WHAT IS BEING ASKED – Wherever a line holds the string "process", copy that line.

======== RECORDS ========

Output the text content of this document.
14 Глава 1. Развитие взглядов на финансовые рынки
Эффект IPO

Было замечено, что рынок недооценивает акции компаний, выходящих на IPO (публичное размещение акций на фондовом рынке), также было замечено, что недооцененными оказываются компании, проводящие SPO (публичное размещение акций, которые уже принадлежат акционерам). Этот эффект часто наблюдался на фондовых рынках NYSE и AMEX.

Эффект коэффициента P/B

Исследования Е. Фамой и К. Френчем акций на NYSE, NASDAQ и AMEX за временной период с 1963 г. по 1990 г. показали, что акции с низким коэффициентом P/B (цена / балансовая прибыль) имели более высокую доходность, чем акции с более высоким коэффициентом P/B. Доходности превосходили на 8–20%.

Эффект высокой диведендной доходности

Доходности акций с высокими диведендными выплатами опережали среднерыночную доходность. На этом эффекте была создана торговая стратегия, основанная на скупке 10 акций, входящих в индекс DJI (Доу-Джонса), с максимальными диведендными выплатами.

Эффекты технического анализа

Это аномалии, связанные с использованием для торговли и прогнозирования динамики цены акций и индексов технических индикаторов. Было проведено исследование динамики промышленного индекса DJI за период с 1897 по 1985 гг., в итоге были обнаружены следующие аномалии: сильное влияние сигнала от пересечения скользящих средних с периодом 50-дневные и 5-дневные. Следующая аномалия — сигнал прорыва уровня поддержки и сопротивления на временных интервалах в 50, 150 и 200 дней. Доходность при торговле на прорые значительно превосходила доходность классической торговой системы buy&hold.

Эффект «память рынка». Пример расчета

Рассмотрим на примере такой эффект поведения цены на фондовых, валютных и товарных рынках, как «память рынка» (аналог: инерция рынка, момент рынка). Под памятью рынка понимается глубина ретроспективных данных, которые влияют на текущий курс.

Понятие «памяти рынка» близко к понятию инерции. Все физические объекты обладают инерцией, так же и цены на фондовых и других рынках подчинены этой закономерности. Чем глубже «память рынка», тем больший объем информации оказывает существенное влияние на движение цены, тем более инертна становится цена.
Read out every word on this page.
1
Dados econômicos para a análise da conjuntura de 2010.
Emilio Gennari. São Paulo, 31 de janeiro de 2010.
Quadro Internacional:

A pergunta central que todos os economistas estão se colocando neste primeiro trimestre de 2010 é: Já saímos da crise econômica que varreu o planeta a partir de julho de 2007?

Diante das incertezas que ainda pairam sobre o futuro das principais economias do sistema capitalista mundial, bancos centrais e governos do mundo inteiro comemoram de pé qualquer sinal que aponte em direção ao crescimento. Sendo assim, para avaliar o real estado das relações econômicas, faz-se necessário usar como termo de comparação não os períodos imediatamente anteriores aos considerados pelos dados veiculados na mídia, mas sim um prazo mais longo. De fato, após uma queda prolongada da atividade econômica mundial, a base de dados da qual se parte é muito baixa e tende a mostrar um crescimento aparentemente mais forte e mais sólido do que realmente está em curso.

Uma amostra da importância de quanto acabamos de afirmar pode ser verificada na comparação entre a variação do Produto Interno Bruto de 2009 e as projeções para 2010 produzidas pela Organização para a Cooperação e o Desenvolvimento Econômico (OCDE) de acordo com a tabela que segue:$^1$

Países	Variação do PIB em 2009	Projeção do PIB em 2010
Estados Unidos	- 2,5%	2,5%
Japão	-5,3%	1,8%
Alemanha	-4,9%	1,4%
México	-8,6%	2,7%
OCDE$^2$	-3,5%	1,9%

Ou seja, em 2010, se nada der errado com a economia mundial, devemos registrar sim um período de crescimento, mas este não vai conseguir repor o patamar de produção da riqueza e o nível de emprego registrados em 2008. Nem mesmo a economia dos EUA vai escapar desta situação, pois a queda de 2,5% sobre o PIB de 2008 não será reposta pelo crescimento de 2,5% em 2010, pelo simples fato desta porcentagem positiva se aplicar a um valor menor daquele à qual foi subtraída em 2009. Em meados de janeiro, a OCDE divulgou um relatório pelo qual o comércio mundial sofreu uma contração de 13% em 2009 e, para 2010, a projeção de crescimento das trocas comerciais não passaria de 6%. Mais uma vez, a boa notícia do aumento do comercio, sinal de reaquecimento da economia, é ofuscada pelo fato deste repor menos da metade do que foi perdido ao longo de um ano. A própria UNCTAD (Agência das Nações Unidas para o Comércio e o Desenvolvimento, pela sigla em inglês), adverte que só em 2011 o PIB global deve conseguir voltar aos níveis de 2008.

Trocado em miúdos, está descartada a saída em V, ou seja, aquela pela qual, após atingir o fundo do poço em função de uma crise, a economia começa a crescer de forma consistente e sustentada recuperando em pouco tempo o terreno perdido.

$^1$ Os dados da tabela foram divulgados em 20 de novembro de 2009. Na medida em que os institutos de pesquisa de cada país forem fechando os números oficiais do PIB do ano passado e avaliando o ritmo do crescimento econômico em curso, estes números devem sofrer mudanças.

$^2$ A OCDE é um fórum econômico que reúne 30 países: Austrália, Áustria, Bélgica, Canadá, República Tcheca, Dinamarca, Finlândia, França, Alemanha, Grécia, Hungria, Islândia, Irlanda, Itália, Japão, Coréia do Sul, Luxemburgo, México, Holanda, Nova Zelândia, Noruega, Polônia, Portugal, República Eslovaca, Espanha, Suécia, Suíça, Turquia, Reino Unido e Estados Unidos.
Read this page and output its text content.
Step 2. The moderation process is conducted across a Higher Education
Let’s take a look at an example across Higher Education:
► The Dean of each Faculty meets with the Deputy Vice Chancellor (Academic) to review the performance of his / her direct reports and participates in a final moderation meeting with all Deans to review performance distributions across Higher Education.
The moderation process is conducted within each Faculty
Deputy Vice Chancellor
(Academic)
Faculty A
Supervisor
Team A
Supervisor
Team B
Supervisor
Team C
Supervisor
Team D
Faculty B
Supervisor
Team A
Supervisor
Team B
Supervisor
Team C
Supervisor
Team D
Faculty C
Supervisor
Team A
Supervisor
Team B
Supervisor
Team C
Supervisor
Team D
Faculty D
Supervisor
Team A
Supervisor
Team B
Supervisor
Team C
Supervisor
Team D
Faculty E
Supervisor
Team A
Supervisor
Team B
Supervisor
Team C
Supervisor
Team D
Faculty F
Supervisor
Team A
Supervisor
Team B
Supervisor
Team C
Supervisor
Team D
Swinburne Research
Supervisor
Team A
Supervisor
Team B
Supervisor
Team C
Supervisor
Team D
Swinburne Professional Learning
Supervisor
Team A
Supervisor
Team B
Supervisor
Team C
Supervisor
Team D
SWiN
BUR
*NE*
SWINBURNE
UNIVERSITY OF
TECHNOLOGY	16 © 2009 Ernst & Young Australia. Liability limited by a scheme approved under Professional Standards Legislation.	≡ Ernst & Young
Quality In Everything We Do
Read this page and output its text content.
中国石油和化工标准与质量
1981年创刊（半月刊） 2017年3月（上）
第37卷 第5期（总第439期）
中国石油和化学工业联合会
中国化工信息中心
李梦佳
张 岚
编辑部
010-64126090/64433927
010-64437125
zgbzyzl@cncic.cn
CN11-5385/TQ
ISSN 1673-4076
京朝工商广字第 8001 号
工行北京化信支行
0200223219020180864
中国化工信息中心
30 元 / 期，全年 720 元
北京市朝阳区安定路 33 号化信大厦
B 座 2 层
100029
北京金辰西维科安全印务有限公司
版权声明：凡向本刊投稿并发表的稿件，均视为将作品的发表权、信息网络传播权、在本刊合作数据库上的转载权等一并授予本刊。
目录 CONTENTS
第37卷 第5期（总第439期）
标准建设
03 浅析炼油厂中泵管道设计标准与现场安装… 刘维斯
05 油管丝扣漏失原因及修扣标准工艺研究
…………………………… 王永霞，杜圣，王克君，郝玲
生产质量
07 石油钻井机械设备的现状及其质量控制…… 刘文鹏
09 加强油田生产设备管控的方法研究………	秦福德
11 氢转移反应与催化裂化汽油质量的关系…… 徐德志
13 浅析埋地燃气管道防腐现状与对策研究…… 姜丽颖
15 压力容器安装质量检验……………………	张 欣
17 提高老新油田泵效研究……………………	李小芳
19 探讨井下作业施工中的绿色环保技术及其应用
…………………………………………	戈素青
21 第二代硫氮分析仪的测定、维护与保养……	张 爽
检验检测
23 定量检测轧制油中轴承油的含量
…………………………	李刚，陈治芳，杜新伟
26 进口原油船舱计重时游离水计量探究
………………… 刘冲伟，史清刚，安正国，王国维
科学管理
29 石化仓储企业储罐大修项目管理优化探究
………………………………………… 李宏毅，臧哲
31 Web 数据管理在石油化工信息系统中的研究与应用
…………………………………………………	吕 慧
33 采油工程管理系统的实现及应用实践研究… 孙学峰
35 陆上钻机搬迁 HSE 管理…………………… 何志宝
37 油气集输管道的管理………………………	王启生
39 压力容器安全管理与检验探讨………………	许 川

========

ANSWER TO THIS PROBLEM –
Step 2. The moderation process is conducted across a Higher Education
The moderation process is conducted within each Faculty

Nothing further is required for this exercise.